**DATA LISTING:**
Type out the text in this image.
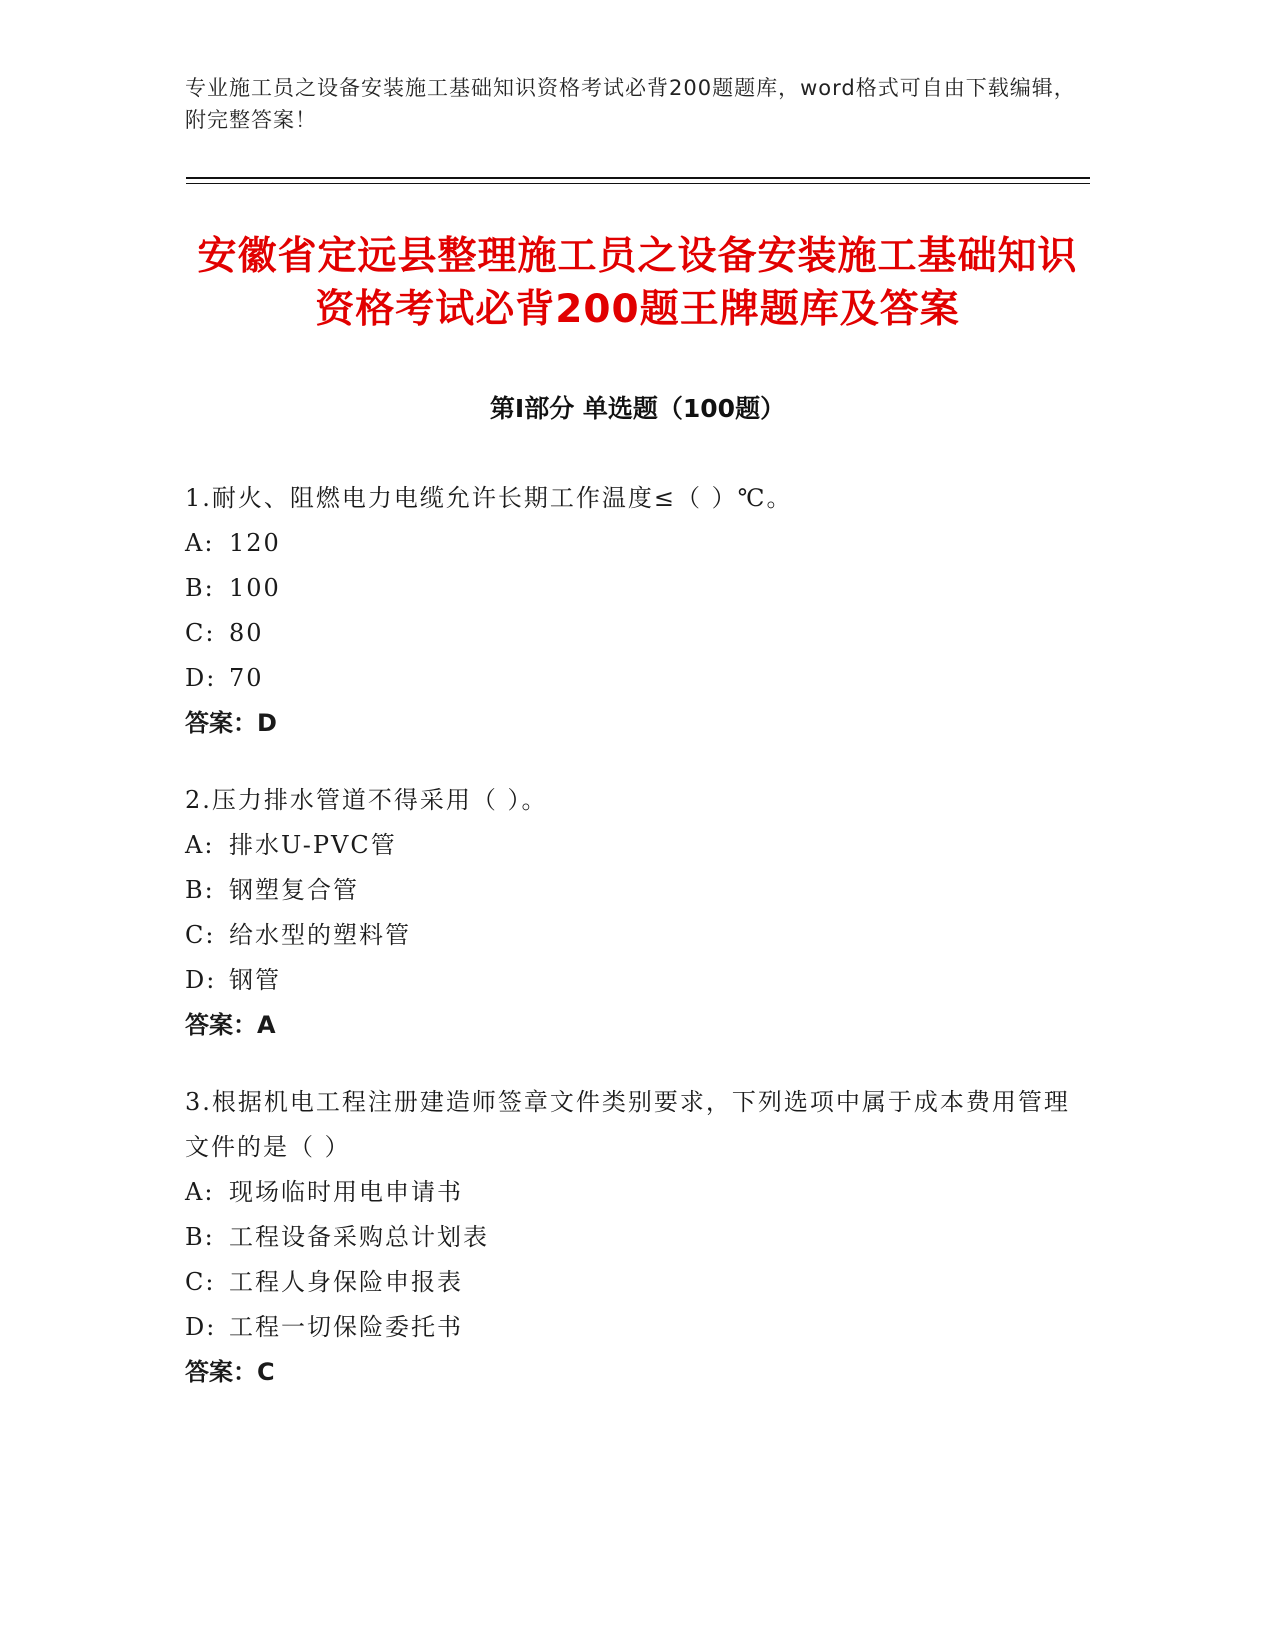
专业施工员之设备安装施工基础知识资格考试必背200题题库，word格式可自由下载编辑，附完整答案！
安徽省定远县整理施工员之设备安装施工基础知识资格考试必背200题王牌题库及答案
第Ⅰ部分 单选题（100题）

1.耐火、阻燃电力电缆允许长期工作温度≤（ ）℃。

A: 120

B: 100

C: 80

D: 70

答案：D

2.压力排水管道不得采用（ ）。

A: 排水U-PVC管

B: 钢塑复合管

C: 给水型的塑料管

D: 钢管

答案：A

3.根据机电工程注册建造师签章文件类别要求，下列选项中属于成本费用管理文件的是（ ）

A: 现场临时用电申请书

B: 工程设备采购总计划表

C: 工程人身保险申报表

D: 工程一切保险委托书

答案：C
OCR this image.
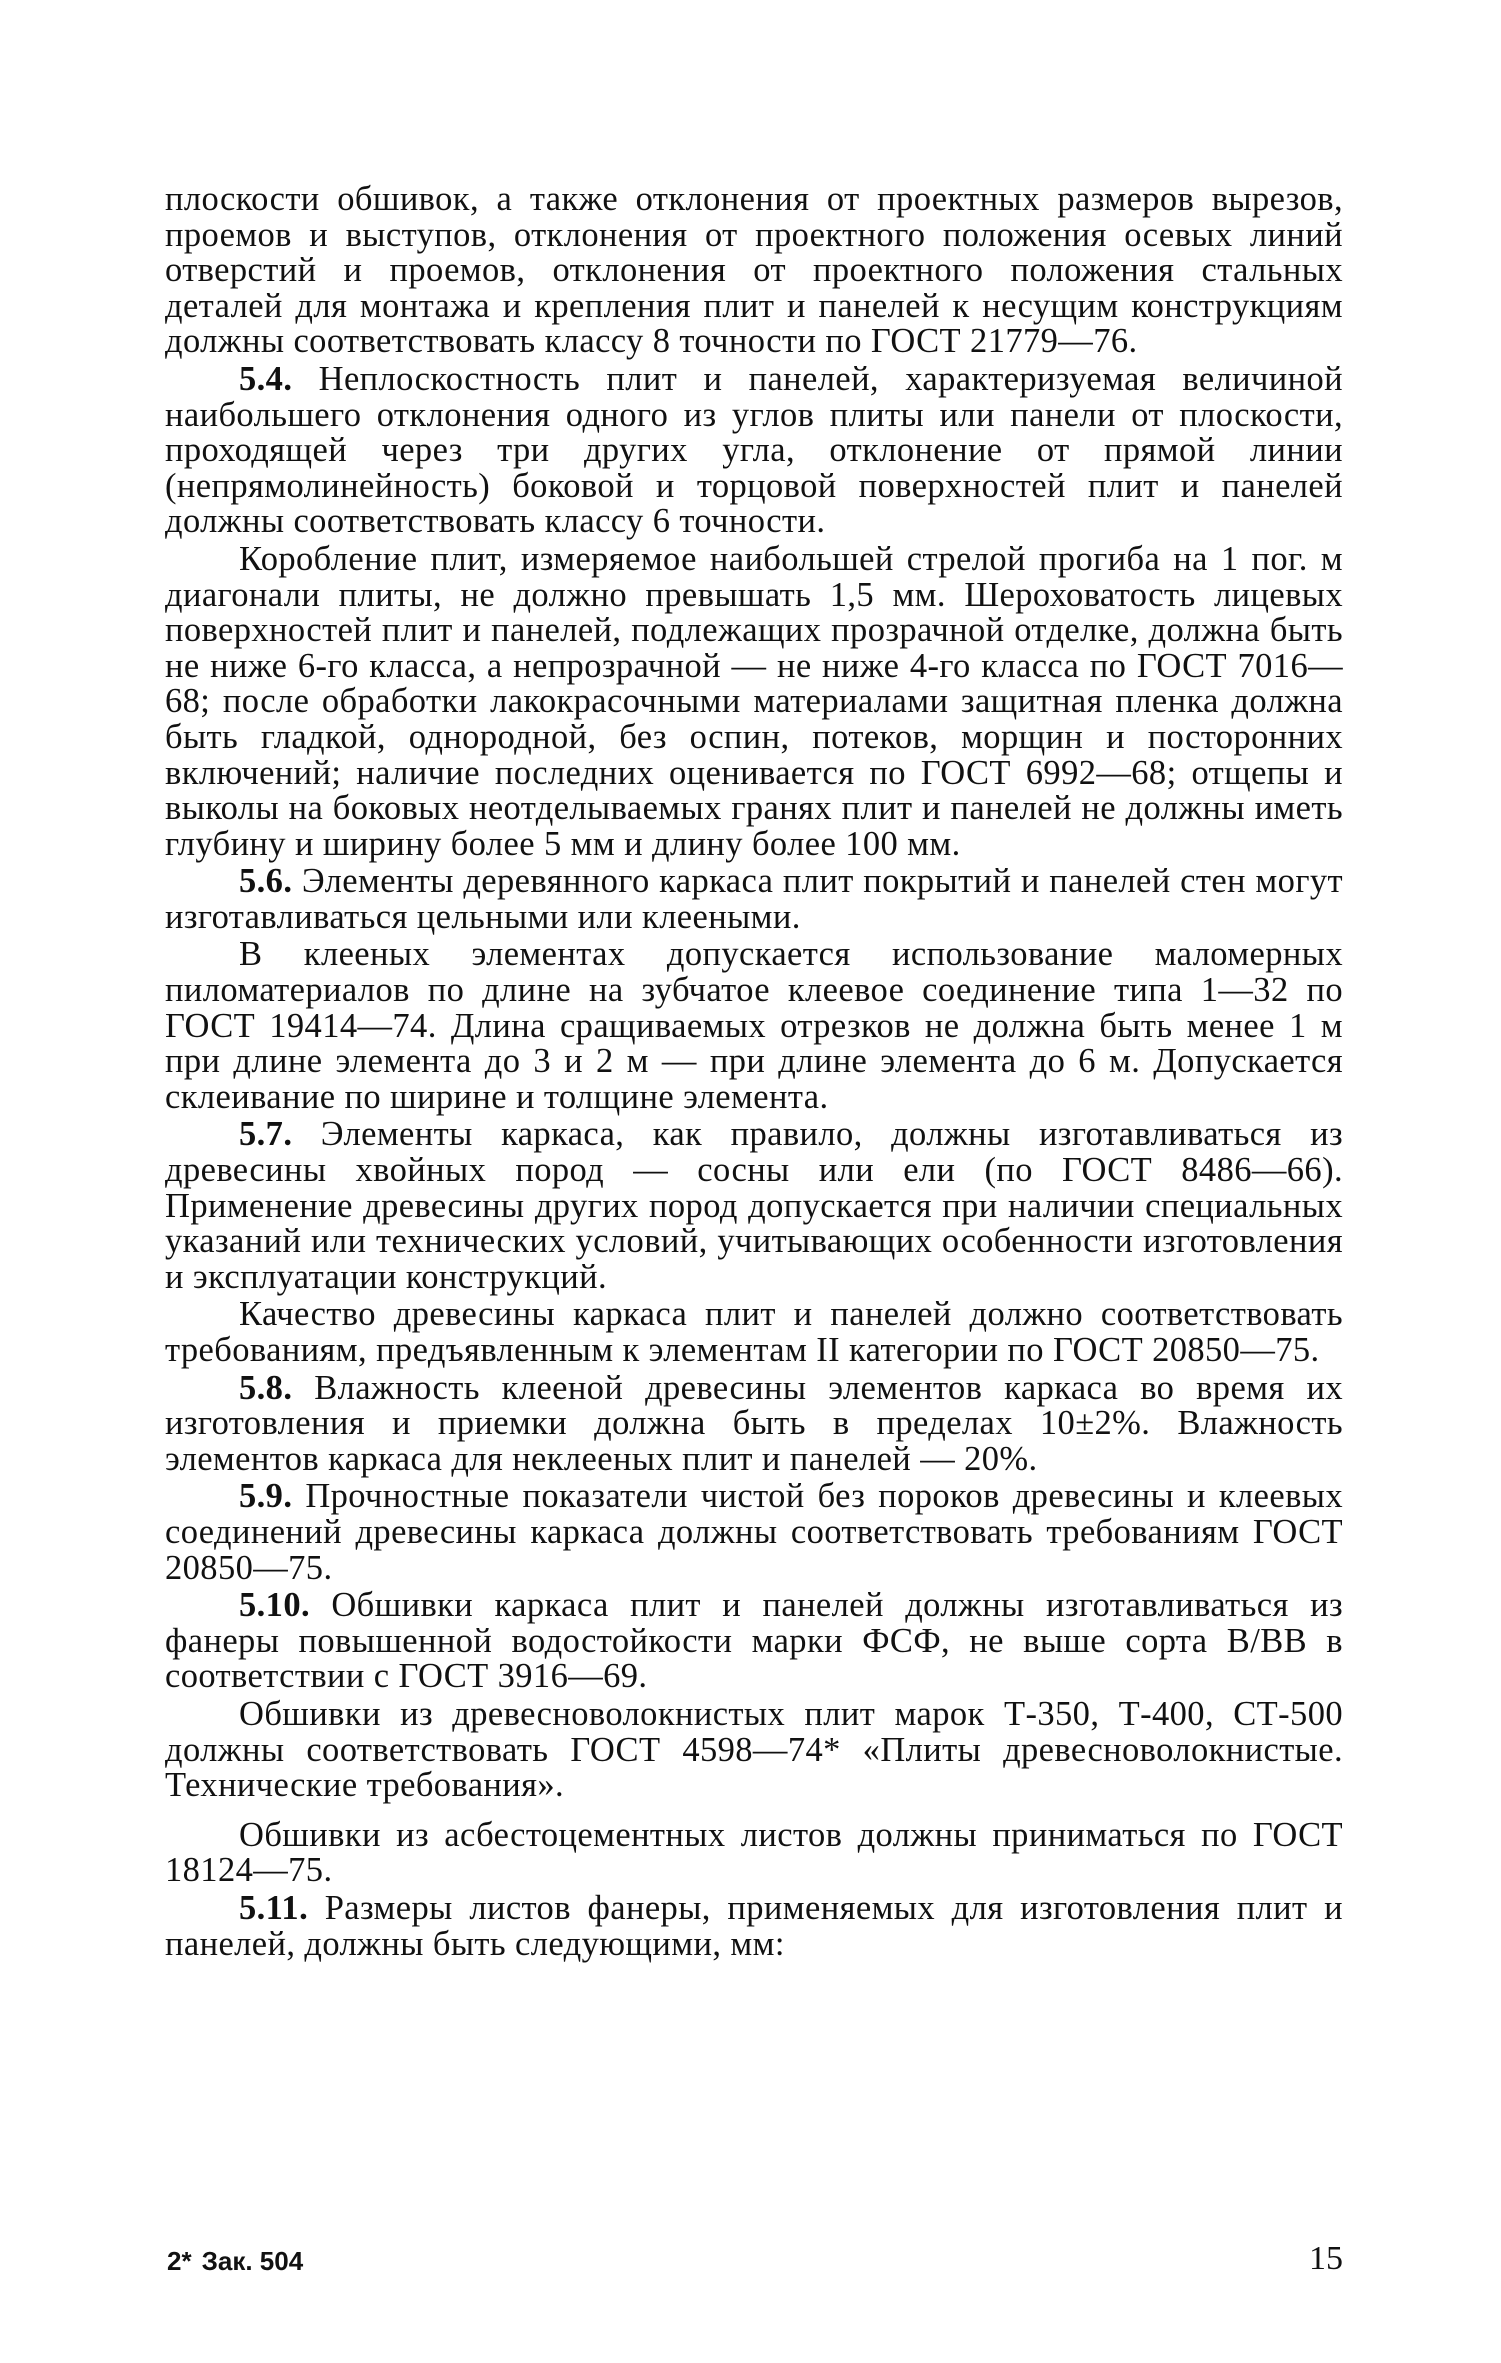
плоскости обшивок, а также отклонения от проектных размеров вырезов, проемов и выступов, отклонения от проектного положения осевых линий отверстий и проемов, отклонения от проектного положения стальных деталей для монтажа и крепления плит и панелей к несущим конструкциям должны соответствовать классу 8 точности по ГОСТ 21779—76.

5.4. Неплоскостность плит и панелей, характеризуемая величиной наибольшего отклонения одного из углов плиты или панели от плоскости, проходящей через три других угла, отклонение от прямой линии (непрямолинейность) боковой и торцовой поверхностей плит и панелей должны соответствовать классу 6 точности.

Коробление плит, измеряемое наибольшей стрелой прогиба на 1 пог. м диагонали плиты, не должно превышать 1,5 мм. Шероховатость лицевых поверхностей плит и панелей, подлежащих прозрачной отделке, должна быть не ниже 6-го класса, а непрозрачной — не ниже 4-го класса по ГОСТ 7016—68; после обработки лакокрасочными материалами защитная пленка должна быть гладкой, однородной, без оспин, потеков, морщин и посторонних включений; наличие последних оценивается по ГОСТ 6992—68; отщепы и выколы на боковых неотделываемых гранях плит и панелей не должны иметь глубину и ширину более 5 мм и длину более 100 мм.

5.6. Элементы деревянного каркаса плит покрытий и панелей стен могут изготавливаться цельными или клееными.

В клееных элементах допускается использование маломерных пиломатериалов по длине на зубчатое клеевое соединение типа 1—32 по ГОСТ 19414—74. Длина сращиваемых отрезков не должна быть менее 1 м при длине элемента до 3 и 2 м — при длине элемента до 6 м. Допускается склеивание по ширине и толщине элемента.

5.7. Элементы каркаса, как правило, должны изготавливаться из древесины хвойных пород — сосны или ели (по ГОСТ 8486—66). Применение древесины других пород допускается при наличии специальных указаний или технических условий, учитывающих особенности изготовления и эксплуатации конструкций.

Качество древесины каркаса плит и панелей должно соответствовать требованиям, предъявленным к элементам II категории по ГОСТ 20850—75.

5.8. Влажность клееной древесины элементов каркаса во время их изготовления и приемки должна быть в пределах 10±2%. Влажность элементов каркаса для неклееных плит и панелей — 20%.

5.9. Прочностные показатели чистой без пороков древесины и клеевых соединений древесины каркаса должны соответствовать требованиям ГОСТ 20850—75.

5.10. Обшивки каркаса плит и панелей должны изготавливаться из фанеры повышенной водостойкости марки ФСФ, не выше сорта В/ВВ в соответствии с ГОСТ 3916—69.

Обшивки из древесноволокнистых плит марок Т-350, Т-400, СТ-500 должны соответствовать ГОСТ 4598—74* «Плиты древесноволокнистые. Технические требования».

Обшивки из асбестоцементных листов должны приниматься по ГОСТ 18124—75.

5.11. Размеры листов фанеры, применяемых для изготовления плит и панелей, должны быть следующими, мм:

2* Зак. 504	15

**TASK BRIEF:** Which lines of the data above contain "this"? Copy each one.

**ANSWER BELOW:**
Type out the text in this image.
OCR this image.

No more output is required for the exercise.